Provided passage:
Although the federal government, 27 states, and the District of Columbia
bar the execution of offenders who commit crimes as juveniles, 23 states permit
capital punishment for juveniles. More than half the executions of juvenile
offenders since 1973 have occurred in Texas, Florida, and Alabama (Cothern,
2000). Texas is currently holding 28 juvenile offenders sentenced to capital punishment
(Focus on Capital Punishment, 2002).
Between 1973 and 2001, courts imposed 213 juvenile death sentences,
which is less than 3% of the 6,900 capital punishment sentences imposed in the
United States during this era. An estimated two-thirds of the juvenile death sentences
since 1973 have been imposed on 17-year-olds. One-third have been
imposed on 15- and 16-year-olds (Cothern, 2000). There have been 209 juvenile
death sentence cases involving males and 4 cases involving female offenders.
Although 81 of these sentences are currently being litigated, 132 sentences have
been finalized, with 18 (14%) resulting in execution and 114 (86%) being
reversed or commuted to life imprisonment (Streib, 2002).
The annual death sentencing rate in the United States for juvenile offenders
has been declining. In 1994, the courts imposed a peak of 17 juvenile death sentences
(5.3% of all U.S. death sentences in 1994), whereas they imposed only 6
in 2000 (2.0% of all U.S. death sentences in 2000) (Streib, 2000). In addition,
the increase in juvenile death penalty cases since 1973 has been slower than the
rise in adult death penalty cases (Streib, 2000). Despite the notorious U.S. media
coverage of violent juvenile crime in 1990s, only 1/3 of 1% of juveniles aged 10
to 17 were arrested for a violent crime in 1999 (Tuell, 2002).
Few researchers have characterized the nation's juvenile capital offender population
beyond basic demographics. In Gregg v. Georgia (1976), the U.S. Supreme
Court mandated that courts must examine mitigating circumstances when issuing
the death penalty. However, most juvenile capital offenders are represented by
appointed counsel without the time or resources to sufficiently investigate such
mitigating factors as psychiatric history, abuse, or mental capacity. A study of 14
juvenile offenders on death row found that only 2 had I.Q. scores higher than 90,
all had incurred significant mental trauma during childhood and had serious psychiatric
problems, and 12 suffered extreme physical and/or sexual abuse as children
(Templeton, 2000). Only five of these death row inmates, however, received
psychological evaluations before standing trial.
State Legislation
Since 1992, 49 states have passed or amended legislation making it easier to prosecute
juveniles as adults (Cothern, 2000). Several factors induced this "get tough"
response. In the late 1980s and early 1990s, the United States experienced a significant
increase in the number of juvenile capital offenders charged with murder.
Adult gang leaders and drug dealers used youth to distribute crack cocaine in
inner cities. The media and many politicians adopted the term super-predators,
coined by academics to describe "morally bankrupt" juvenile offenders. The widespread
media attention to specific tragic incidents of violent youth crime masked
the decrease in violent juvenile crime after 1993.

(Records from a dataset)
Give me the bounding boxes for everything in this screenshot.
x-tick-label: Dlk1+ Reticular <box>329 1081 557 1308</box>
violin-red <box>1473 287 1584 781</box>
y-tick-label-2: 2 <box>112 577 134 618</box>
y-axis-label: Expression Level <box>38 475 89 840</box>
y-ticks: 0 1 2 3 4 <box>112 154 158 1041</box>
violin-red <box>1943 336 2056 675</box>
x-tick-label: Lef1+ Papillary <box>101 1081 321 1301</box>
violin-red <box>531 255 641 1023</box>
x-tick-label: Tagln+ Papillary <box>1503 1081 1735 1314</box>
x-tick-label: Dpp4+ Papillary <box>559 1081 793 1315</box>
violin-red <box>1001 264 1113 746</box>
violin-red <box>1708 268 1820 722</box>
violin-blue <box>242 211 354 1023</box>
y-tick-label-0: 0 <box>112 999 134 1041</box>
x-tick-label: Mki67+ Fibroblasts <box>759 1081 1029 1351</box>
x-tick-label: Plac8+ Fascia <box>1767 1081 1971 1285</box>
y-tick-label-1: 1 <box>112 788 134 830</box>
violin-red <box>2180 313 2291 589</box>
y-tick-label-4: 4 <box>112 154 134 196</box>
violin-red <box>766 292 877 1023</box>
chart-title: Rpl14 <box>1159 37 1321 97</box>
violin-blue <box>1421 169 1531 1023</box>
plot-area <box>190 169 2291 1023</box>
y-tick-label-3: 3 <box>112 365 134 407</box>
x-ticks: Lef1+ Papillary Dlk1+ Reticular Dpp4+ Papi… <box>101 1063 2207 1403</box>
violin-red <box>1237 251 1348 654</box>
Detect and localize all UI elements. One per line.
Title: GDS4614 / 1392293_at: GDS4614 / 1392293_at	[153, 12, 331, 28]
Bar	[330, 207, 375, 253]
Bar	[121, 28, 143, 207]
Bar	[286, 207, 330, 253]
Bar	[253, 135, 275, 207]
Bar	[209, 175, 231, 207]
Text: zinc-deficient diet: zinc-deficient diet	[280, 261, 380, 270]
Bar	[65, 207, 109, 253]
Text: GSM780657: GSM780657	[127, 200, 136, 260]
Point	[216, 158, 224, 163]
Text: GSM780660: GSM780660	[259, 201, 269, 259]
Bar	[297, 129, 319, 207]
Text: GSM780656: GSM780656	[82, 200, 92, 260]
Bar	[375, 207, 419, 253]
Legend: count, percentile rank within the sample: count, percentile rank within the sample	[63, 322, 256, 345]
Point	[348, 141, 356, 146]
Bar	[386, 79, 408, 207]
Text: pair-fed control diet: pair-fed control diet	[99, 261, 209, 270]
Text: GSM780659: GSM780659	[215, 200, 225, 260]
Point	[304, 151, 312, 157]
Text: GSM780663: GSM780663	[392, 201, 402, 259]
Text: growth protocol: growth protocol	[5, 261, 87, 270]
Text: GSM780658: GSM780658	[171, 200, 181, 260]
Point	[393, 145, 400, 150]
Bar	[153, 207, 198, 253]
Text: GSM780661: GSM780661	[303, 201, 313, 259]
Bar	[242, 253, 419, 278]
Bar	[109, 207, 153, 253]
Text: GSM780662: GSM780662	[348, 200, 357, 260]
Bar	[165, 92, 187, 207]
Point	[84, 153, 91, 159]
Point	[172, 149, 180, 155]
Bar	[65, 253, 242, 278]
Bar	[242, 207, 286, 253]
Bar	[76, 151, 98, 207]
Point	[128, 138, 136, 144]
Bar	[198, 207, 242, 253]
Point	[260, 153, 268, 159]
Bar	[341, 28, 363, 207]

Questions on the material:
• A. Name each distinct source given in the parenthetical citations of the text on juvenile capital punishment, using the name as it appears in the citation.
• B. Return everything from "State Legislation" down to "crime after 1993." in the text on juvenile capital punishment, word for word.
• C. Carry the text on juvenile capital punishment further, beginning after its final sentence.

Responses to the exercise:
• A. Cothern; Focus on Capital Punishment; Streib; Tuell; Templeton

• B.
State Legislation
Since 1992, 49 states have passed or amended legislation making it easier to prosecute
juveniles as adults (Cothern, 2000). Several factors induced this "get tough"
response. In the late 1980s and early 1990s, the United States experienced a significant
increase in the number of juvenile capital offenders charged with murder.
Adult gang leaders and drug dealers used youth to distribute crack cocaine in
inner cities. The media and many politicians adopted the term super-predators,
coined by academics to describe "morally bankrupt" juvenile offenders. The widespread
media attention to specific tragic incidents of violent youth crime masked
the decrease in violent juvenile crime after 1993.

• C.
By the late 1990s, U.S. public opinion appeared to have shifted in relation
to punishment for juvenile capital crimes. Many states introduced legislation to
end the juvenile death penalty between 1999 and 2002, including Arkansas,
Indiana, Kentucky, Pennsylvania, Mississippi, South Carolina, South Dakota,
and Texas. Montana passed such legislation (Cothern, 2000). Lawmakers rejected
bills aimed at lowering the minimum age for receiving the death penalty to 16
or 17 in several states, including California. States can raise the minimum age for
death penalty sentencing to 18 by adding legislative amendments to their death
penalty statutes. There are 23 state death penalty statutes that specifically cite
juvenile offenders' ages as a mitigating factor when determining sentencing.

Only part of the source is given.